**Written problem:** Transcribe every line exactly. Leave the pictures behind.
================================
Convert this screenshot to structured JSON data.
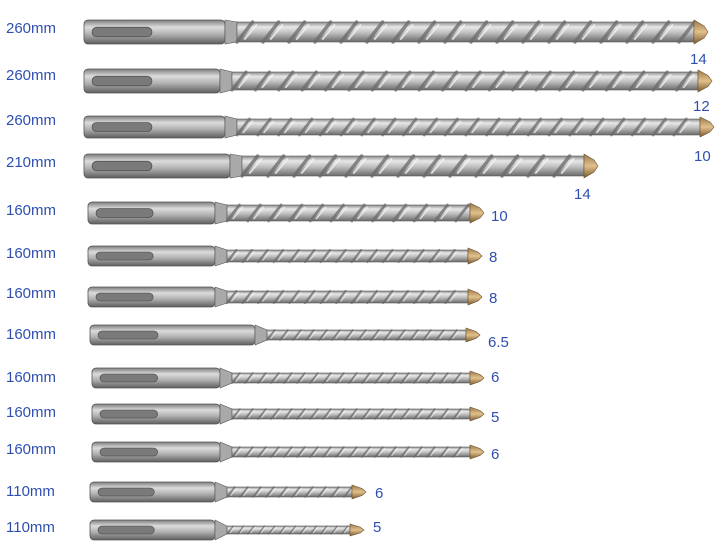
{
  "colors": {
    "label": "#2f4fb0",
    "steel_light": "#e4e4e4",
    "steel_mid": "#b4b4b4",
    "steel_dark": "#6e6e6e",
    "carbide_tip": "#c8a06a"
  },
  "bits": [
    {
      "length": "260mm",
      "diameter": "14"
    },
    {
      "length": "260mm",
      "diameter": "12"
    },
    {
      "length": "260mm",
      "diameter": "10"
    },
    {
      "length": "210mm",
      "diameter": "14"
    },
    {
      "length": "160mm",
      "diameter": "10"
    },
    {
      "length": "160mm",
      "diameter": "8"
    },
    {
      "length": "160mm",
      "diameter": "8"
    },
    {
      "length": "160mm",
      "diameter": "6.5"
    },
    {
      "length": "160mm",
      "diameter": "6"
    },
    {
      "length": "160mm",
      "diameter": "5"
    },
    {
      "length": "160mm",
      "diameter": "6"
    },
    {
      "length": "110mm",
      "diameter": "6"
    },
    {
      "length": "110mm",
      "diameter": "5"
    }
  ]
}
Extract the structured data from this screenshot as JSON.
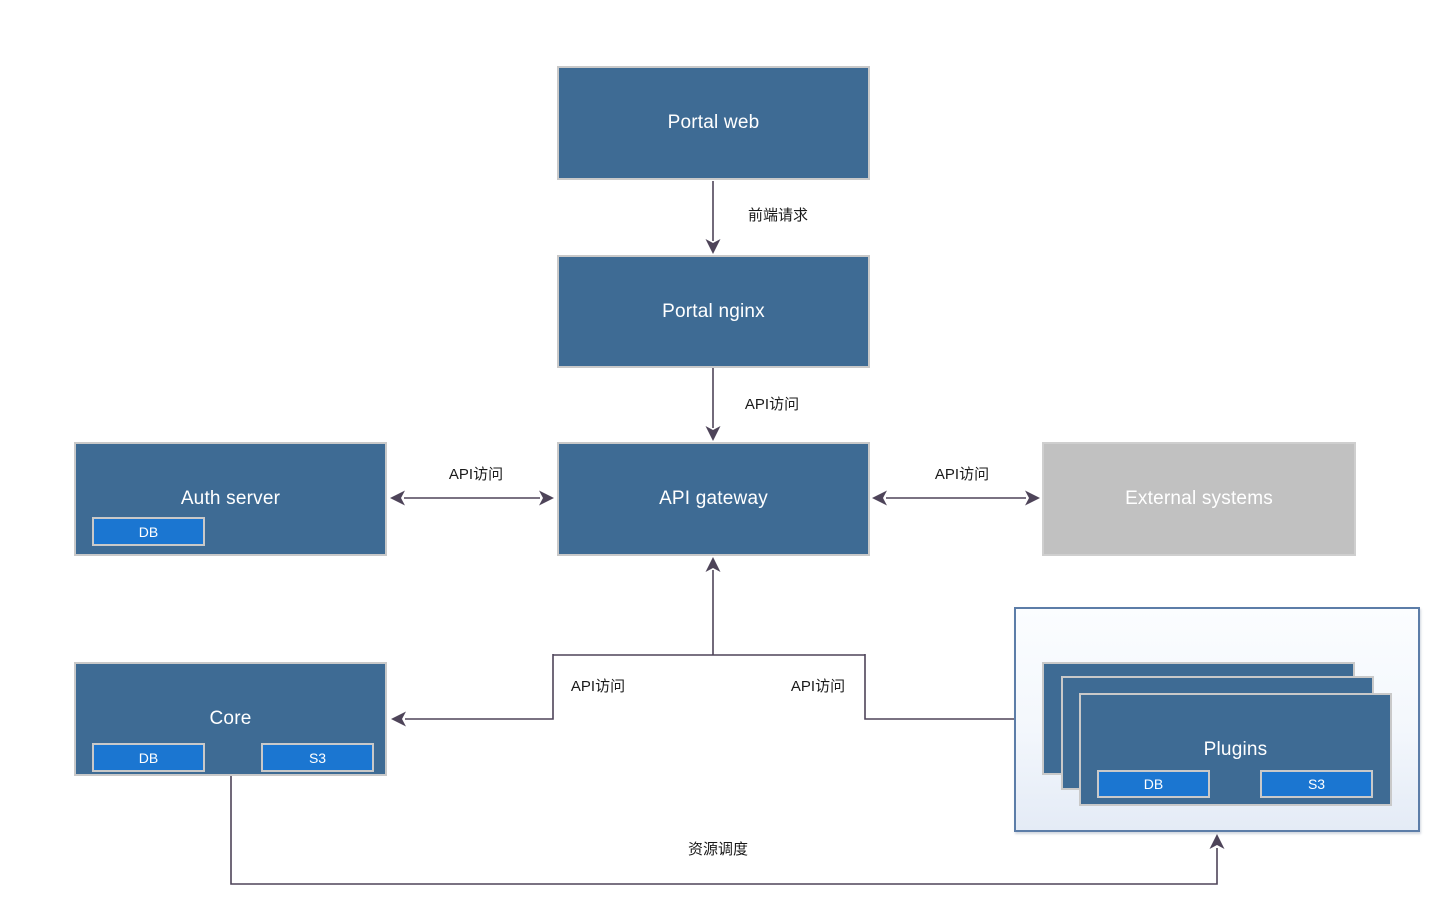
{
  "diagram": {
    "type": "architecture-flowchart",
    "language": "mixed-en-zh"
  },
  "nodes": {
    "portal_web": {
      "label": "Portal web"
    },
    "portal_nginx": {
      "label": "Portal nginx"
    },
    "api_gateway": {
      "label": "API gateway"
    },
    "auth_server": {
      "label": "Auth server",
      "children": {
        "db": "DB"
      }
    },
    "external_systems": {
      "label": "External systems"
    },
    "core": {
      "label": "Core",
      "children": {
        "db": "DB",
        "s3": "S3"
      }
    },
    "plugins": {
      "label": "Plugins",
      "children": {
        "db": "DB",
        "s3": "S3"
      }
    }
  },
  "edges": {
    "web_to_nginx": {
      "label": "前端请求",
      "from": "portal_web",
      "to": "portal_nginx",
      "direction": "down"
    },
    "nginx_to_gateway": {
      "label": "API访问",
      "from": "portal_nginx",
      "to": "api_gateway",
      "direction": "down"
    },
    "auth_gateway": {
      "label": "API访问",
      "from": "auth_server",
      "to": "api_gateway",
      "direction": "both"
    },
    "gateway_external": {
      "label": "API访问",
      "from": "api_gateway",
      "to": "external_systems",
      "direction": "both"
    },
    "gateway_core": {
      "label": "API访问",
      "from": "api_gateway",
      "to": "core",
      "direction": "to-core"
    },
    "gateway_plugins": {
      "label": "API访问",
      "from": "api_gateway",
      "to": "plugins",
      "direction": "to-plugins"
    },
    "core_plugins": {
      "label": "资源调度",
      "from": "core",
      "to": "plugins",
      "direction": "up-into-plugins"
    }
  },
  "colors": {
    "node_fill": "#3E6B94",
    "subnode_fill": "#1B76D1",
    "external_fill": "#C1C1C1",
    "node_border": "#C9C9C9",
    "node_text": "#FFFFFF",
    "arrow": "#4E4459",
    "edge_label_text": "#1A1A1A",
    "plugins_container_border": "#5C7DA8",
    "plugins_container_fill_top": "#FBFDFF",
    "plugins_container_fill_bottom": "#E4EBF6"
  }
}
================================
**Written solution:**
Convert this screenshot to structured JSON data.
{
  "colors": {
    "label": "#2f4fb0",
    "steel_light": "#e4e4e4",
    "steel_mid": "#b4b4b4",
    "steel_dark": "#6e6e6e",
    "carbide_tip": "#c8a06a"
  },
  "bits": [
    {
      "length": "260mm",
      "diameter": "14"
    },
    {
      "length": "260mm",
      "diameter": "12"
    },
    {
      "length": "260mm",
      "diameter": "10"
    },
    {
      "length": "210mm",
      "diameter": "14"
    },
    {
      "length": "160mm",
      "diameter": "10"
    },
    {
      "length": "160mm",
      "diameter": "8"
    },
    {
      "length": "160mm",
      "diameter": "8"
    },
    {
      "length": "160mm",
      "diameter": "6.5"
    },
    {
      "length": "160mm",
      "diameter": "6"
    },
    {
      "length": "160mm",
      "diameter": "5"
    },
    {
      "length": "160mm",
      "diameter": "6"
    },
    {
      "length": "110mm",
      "diameter": "6"
    },
    {
      "length": "110mm",
      "diameter": "5"
    }
  ]
}
Extract the structured data from this screenshot as JSON.
{
  "diagram": {
    "type": "architecture-flowchart",
    "language": "mixed-en-zh"
  },
  "nodes": {
    "portal_web": {
      "label": "Portal web"
    },
    "portal_nginx": {
      "label": "Portal nginx"
    },
    "api_gateway": {
      "label": "API gateway"
    },
    "auth_server": {
      "label": "Auth server",
      "children": {
        "db": "DB"
      }
    },
    "external_systems": {
      "label": "External systems"
    },
    "core": {
      "label": "Core",
      "children": {
        "db": "DB",
        "s3": "S3"
      }
    },
    "plugins": {
      "label": "Plugins",
      "children": {
        "db": "DB",
        "s3": "S3"
      }
    }
  },
  "edges": {
    "web_to_nginx": {
      "label": "前端请求",
      "from": "portal_web",
      "to": "portal_nginx",
      "direction": "down"
    },
    "nginx_to_gateway": {
      "label": "API访问",
      "from": "portal_nginx",
      "to": "api_gateway",
      "direction": "down"
    },
    "auth_gateway": {
      "label": "API访问",
      "from": "auth_server",
      "to": "api_gateway",
      "direction": "both"
    },
    "gateway_external": {
      "label": "API访问",
      "from": "api_gateway",
      "to": "external_systems",
      "direction": "both"
    },
    "gateway_core": {
      "label": "API访问",
      "from": "api_gateway",
      "to": "core",
      "direction": "to-core"
    },
    "gateway_plugins": {
      "label": "API访问",
      "from": "api_gateway",
      "to": "plugins",
      "direction": "to-plugins"
    },
    "core_plugins": {
      "label": "资源调度",
      "from": "core",
      "to": "plugins",
      "direction": "up-into-plugins"
    }
  },
  "colors": {
    "node_fill": "#3E6B94",
    "subnode_fill": "#1B76D1",
    "external_fill": "#C1C1C1",
    "node_border": "#C9C9C9",
    "node_text": "#FFFFFF",
    "arrow": "#4E4459",
    "edge_label_text": "#1A1A1A",
    "plugins_container_border": "#5C7DA8",
    "plugins_container_fill_top": "#FBFDFF",
    "plugins_container_fill_bottom": "#E4EBF6"
  }
}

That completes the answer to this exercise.